--- begin ---

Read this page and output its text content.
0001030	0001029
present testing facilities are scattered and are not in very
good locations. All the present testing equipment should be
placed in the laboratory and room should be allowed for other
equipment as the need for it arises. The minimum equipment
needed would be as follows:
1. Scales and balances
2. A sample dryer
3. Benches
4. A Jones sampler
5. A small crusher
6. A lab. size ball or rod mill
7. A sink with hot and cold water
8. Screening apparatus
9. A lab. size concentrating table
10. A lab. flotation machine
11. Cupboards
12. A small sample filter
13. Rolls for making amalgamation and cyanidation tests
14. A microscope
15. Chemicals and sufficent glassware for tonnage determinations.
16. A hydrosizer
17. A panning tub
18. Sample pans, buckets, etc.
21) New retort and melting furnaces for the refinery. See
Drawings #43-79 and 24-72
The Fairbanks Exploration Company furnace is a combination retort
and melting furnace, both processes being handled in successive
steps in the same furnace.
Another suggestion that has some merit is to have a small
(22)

--- end ---

PROMPT: Read the entries and select each line where the word "testing" is found.

ANSWER FOR THIS EXERCISE:
present testing facilities are scattered and are not in very
good locations. All the present testing equipment should be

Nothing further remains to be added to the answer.